**Problem requirements**
Continue the article on the novel Legendborn, starting after its last sentence.
START Provided text
Legendborn is a 2020 debut young adult fantasy novel by Tracy Deonn. Called "a modern day twist on Arthurian legend", it follows a black teenage girl who discovers a secret and historically white magic society. The book is the first in the Legendborn series. It was released on September 15, 2020, and it was published under Simon & Schuster/McElderry. Legendborn received the Coretta Scott King Award/John Steptoe Award for New Talent as well as a nomination for the Los Angeles Times Book Prize.

Plot summary 
The novel's main character is 16-year-old Bree Matthews, a college student who attempts to infiltrate a historically white magical society at the University of North Carolina at Chapel Hill when she finds out that some members may have been involved in her mother's recent death.

Three months after her mother's death, Bree attends the University of North Carolina with her friend Alice. On the first night, they sneak out of campus with a group of people. They get caught and are given peer mentors to watch over them due to breaking the law. While Bree is walking with her peer mentor Nick, a 'shadowborn' monster appears, and Nick slays it with a sword. Bree is then taken to an unknown building where a strange man attempts to erase her mind, but fails without knowing so.

Through Nick, Bree discovers a secret organization that is full of Legendborn nobles -- descendants from fifteen of King Arthur's knights. She gradually recovers her memory of her mother's death and is able to uncover the mage's organization enough to decide to infiltrate it as a page, which is a person training to defend the Legendborn nobles.

Over time, she slowly uncovers more about the society. The fifteen knights reincarnate into a descendant called a Scion. Each knight sometimes calls their Scion, which gives them power at the cost of a shortened life, and there is a set order in which they are called. The descendants of Merlin are mages called Merlins, like the mage who attempted to wipe Bree's memory earlier in the book, Sel. As Nick and Bree's relationship grows, Sel begins to suspect that Bree is an undercover shadow monster, complicating her chances of becoming a Page.

Bree's therapist has connections to a group that uses magic (called Root) differently than the descendants of Arthur. The Root practitioners call the Legendborn magic bloodcraft and hate its users; bloodcraft grants lots of power, but it always comes at a cost. For the Legendborn, it means that their lives are shortened.

While studying with the Root practitioners, she learns that Sel is part-demon. Bree confronts Sel, and Sel reveals that their demonic nature as descendants of Merlin is why they are bound young in oaths.
END Provided text
START Entries supplied
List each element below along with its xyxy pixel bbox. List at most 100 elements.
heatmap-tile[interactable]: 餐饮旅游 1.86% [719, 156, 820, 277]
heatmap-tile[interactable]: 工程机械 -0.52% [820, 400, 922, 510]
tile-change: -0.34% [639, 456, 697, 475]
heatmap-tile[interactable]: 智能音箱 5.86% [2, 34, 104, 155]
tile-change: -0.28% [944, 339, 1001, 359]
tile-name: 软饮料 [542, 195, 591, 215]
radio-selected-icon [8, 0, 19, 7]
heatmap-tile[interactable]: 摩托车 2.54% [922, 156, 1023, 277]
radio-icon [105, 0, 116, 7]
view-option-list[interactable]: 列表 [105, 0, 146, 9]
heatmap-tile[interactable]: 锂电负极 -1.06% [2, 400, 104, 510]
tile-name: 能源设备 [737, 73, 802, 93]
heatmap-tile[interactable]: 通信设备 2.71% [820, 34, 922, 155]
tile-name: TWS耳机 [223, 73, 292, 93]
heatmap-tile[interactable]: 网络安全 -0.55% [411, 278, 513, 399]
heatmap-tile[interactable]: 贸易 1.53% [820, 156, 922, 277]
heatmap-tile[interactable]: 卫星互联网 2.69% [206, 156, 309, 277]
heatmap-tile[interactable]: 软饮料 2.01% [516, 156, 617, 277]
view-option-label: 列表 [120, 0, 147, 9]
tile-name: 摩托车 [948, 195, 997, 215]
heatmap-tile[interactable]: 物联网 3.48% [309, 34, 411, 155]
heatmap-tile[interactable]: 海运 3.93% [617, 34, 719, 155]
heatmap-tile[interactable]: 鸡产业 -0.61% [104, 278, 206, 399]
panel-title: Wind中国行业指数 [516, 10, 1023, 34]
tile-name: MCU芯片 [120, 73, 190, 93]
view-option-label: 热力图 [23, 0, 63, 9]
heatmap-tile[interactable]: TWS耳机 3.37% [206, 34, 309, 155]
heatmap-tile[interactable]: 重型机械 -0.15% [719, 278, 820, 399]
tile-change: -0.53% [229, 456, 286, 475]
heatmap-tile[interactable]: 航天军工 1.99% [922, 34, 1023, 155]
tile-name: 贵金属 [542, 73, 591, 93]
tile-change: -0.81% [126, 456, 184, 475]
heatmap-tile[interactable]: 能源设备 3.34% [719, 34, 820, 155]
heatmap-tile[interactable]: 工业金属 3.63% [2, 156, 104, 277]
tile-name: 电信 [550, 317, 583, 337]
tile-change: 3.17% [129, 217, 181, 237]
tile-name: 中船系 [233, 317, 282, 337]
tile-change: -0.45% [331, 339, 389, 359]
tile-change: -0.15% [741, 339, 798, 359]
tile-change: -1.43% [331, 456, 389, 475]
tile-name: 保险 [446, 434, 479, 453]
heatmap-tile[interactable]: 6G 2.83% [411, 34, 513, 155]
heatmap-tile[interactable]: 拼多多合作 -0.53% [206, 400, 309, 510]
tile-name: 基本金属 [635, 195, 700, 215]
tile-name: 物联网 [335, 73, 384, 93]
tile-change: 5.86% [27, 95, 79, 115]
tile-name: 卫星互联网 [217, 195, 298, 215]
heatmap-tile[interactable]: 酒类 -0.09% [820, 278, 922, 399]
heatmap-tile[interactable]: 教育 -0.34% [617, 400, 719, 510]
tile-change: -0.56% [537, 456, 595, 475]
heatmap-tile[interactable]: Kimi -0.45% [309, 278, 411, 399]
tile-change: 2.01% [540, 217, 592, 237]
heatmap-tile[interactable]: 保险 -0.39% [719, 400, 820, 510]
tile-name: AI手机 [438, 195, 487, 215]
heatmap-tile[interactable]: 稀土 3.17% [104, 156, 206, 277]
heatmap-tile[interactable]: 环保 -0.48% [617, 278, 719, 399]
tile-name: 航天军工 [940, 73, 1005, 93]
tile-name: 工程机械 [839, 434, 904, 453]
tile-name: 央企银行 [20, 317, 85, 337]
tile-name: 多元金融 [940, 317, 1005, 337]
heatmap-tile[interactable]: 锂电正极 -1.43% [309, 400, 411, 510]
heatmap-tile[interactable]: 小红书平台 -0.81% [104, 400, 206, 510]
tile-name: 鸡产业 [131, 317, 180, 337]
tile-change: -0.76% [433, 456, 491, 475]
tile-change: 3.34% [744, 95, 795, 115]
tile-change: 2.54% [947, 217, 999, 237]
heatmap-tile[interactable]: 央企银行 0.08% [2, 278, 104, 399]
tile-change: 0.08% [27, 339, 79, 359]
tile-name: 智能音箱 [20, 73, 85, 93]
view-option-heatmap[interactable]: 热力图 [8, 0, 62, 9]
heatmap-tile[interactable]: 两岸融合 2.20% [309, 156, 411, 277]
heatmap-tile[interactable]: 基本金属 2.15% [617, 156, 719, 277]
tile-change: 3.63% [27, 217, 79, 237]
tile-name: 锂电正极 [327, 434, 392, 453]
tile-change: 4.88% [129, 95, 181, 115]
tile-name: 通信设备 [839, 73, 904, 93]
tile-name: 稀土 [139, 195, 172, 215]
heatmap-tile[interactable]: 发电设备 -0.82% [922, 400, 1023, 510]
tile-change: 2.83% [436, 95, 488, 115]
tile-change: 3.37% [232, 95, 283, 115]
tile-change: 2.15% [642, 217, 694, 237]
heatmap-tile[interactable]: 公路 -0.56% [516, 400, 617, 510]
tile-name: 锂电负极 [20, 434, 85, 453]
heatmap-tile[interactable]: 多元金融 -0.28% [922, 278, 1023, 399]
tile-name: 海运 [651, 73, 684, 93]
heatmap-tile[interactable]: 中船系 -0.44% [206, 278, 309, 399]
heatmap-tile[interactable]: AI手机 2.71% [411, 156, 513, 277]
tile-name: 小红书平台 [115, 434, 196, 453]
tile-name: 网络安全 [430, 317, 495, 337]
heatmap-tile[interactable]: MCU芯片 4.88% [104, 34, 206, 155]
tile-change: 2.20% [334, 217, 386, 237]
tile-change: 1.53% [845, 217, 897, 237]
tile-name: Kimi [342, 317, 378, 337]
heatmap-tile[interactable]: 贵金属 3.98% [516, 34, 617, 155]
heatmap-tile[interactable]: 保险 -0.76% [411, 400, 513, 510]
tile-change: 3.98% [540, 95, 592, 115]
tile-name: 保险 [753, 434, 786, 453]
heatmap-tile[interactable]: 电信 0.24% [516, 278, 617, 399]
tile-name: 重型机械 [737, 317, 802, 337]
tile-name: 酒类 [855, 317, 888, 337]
END Entries supplied
**Solved problem**
Background 
Tracy Deonn was inspired by The Dark is Rising series by Susan Cooper. She was also influenced by the death of her mother. Having worked in video games, she took that knowledge to help develop the stringent rules that guide the magical system described in the book.

Publication history 
 2020. First edition hardcover. Publication date September 15, 2020. Simon & Schuster/McElderry,

Reception 
Legendborn received critical acclaim. Publishers Weekly stated, "Though hazy exposition initially slows the narrative, Deonn adeptly employs the haunting history of the American South [...] to explore themes of ancestral pain, grief, and love, balancing them with stimulating worldbuilding and multiple thrilling plot twists." In a starred review Bookpage praised Deonn's writing: "Legendborn establishes Deonn as an important new voice in YA. Its gorgeous prose and heart-splitting honesty compel an eyes-wide-open reading experience."

Syfy.com called the book "a refreshing twist on classic Arthurian legend with a lot of Southern Black girl magic to boot." In a similarly positive review, Natalie Berglind wrote in a review for the Bulletin of the Center for Children's Books, "Deonn brings Arthurian legend to life with originality, a dash of heart-pounding demon-slaying, and a deep and meaningful acknowledgement of the violent roots of slavery in U.S. history." Kirkus Reviews noted: "Representation of actualized, strong queer characters is organic, not forced, and so are textual conversations around emotional wellness and intergenerational trauma [...] Well-crafted allusions to established legends and other literary works are delightful easter eggs."

The book was recommended by BuzzFeed, Nerdist, and io9. Legendborn was on the New York Times Best Seller List for nine weeks.

Accolades

2020 
Los Angeles Times Book Prize - Best Young Adult Novel, Finalist
 School Library Journal - Best Young Adult Books

2021 
Coretta Scott King Award/John Steptoe Award for New Talent, Winner
American Library Association, Top Ten Amazing Audiobooks for Young Adults
YALSA, Best Fiction for Young Adults
 Lodestar Award for Best Young Adult Book - Finalist
 Locus Awards for Best Young Adult Book - Finalist
 American Library Association - YALSA's Teens' Top Ten, Nominee
 Ignyte Award, Best Novel - YA

Television adaptation 
On February 2, 2022, it was announced that Black Bear Television acquired the rights to adapt the book into a television series, with screenwriter Felicia D. Henderson as the co-executive producer.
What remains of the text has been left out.